*Set task*: Select, from the material below, each line with "Hole" in it.

[BEGIN Rows]

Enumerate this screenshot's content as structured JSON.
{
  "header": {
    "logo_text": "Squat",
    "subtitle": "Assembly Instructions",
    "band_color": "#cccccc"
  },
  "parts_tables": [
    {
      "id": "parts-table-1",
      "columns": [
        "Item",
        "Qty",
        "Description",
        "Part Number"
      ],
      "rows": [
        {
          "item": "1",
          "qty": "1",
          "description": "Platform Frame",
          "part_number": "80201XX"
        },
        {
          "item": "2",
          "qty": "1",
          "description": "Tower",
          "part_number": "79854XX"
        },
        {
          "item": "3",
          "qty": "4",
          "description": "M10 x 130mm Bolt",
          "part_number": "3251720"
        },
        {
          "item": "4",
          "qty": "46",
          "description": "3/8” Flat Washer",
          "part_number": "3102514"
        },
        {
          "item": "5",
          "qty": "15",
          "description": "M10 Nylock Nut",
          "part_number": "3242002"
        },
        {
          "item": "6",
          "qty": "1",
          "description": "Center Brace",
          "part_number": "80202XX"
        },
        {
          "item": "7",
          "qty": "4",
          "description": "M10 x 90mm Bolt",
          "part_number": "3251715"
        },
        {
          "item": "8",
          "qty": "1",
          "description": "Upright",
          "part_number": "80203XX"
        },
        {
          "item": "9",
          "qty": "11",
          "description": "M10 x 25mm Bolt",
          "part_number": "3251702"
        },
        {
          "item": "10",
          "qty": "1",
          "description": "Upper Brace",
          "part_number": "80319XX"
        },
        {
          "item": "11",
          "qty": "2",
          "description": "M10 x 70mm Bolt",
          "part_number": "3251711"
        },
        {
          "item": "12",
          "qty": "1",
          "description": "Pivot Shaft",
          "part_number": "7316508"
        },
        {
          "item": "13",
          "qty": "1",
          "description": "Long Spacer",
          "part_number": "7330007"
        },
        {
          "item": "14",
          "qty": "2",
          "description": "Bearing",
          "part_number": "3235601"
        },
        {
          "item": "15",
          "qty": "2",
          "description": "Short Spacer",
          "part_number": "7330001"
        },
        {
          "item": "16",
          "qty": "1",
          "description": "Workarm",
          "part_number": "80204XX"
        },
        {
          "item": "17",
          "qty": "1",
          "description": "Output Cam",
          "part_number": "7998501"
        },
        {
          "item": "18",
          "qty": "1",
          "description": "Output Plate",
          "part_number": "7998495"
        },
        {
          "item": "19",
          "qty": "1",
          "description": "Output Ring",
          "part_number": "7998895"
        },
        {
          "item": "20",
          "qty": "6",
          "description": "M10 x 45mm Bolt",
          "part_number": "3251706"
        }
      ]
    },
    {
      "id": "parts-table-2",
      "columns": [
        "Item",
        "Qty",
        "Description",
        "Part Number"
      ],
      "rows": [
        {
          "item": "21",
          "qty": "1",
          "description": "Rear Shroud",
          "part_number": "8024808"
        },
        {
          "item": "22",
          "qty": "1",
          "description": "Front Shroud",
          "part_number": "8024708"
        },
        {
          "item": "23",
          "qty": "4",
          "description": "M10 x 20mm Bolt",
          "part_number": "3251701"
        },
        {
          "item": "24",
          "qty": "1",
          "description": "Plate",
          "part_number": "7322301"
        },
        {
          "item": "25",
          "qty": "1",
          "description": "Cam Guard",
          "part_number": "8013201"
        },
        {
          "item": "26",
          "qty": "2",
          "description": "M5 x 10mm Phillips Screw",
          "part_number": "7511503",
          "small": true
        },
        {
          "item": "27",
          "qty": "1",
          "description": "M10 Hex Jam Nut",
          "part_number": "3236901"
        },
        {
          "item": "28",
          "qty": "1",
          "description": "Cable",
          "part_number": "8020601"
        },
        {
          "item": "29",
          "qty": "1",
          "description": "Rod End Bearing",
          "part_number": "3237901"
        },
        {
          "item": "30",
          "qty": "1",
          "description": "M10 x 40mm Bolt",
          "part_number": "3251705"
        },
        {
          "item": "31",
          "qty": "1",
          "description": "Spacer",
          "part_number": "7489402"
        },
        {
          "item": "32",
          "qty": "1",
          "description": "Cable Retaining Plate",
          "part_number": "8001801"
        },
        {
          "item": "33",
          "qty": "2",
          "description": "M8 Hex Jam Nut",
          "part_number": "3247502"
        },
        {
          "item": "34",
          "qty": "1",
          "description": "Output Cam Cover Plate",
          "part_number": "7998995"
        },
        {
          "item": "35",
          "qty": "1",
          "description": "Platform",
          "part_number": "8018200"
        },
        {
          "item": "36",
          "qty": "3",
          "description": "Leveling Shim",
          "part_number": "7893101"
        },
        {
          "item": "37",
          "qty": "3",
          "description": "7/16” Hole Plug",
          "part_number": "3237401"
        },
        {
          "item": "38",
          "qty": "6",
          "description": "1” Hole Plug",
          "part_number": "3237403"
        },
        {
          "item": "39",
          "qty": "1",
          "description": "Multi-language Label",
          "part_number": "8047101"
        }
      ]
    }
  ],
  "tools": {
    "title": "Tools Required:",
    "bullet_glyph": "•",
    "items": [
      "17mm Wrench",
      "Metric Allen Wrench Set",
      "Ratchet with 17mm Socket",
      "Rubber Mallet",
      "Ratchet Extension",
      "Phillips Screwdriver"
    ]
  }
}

[END Rows]
[BEGIN Rows]

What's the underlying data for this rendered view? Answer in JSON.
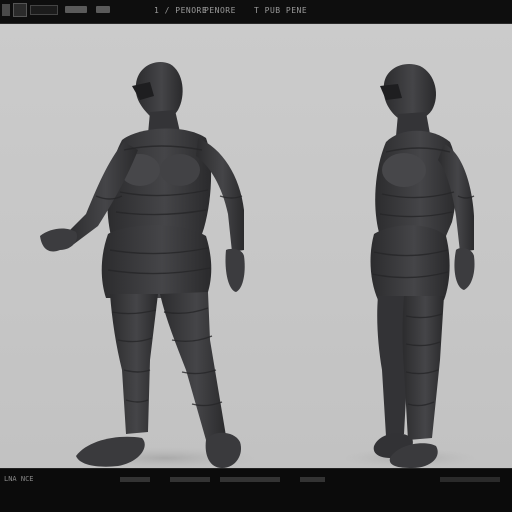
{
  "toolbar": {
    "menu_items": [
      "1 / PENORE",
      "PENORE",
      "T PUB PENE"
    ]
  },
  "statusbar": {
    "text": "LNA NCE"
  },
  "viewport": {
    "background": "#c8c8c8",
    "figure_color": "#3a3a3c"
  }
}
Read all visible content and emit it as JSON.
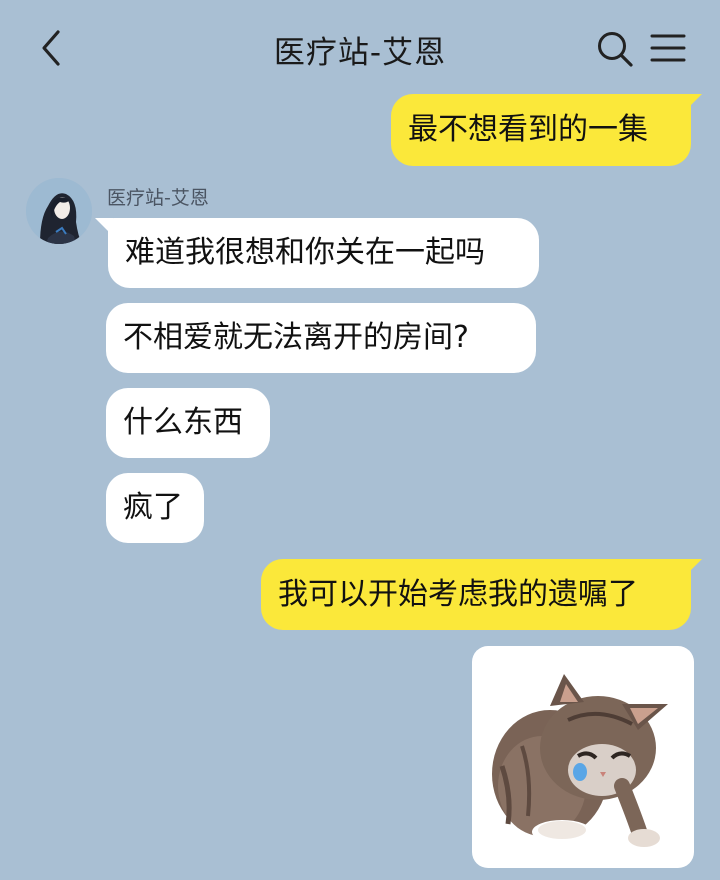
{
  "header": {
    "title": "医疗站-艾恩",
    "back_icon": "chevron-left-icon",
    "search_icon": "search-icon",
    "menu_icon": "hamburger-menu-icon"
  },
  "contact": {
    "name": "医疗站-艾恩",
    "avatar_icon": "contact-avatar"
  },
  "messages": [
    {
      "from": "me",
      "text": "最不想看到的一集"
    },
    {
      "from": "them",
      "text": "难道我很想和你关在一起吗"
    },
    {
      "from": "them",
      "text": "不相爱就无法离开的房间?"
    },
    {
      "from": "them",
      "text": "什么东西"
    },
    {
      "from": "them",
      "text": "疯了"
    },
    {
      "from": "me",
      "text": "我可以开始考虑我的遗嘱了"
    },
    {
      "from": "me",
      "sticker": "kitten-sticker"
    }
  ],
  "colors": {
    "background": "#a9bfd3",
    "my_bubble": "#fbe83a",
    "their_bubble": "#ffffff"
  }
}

[END Rows]
[BEGIN Rows]

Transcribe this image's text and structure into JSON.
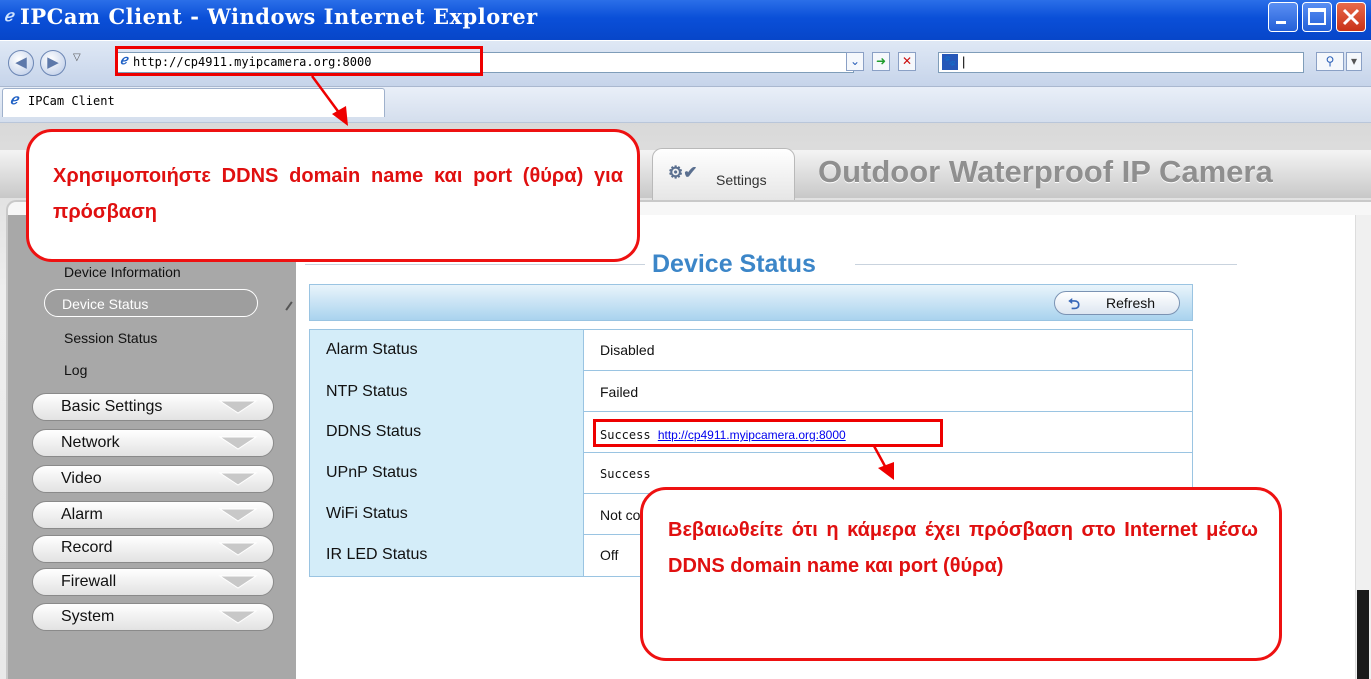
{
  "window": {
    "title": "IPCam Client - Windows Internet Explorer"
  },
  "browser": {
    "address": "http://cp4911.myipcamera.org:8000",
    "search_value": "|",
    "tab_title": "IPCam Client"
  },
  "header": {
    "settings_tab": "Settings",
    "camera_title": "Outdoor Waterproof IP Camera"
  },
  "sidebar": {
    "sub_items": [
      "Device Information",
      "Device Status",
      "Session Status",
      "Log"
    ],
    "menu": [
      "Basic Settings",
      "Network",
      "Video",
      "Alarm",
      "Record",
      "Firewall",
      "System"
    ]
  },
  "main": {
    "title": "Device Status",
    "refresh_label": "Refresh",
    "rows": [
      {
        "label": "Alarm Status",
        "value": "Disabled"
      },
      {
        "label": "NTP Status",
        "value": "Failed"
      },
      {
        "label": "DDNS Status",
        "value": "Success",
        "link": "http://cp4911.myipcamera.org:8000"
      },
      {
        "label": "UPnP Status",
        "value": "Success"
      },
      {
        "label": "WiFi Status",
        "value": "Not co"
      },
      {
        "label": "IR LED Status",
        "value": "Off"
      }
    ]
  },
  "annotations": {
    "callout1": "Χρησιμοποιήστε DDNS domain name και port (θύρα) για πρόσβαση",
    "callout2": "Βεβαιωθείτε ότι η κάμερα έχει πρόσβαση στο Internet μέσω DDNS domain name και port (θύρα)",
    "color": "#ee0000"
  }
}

[END Rows]

*Exercise answer*:
          "description": "7/16” Hole Plug",
          "description": "1” Hole Plug",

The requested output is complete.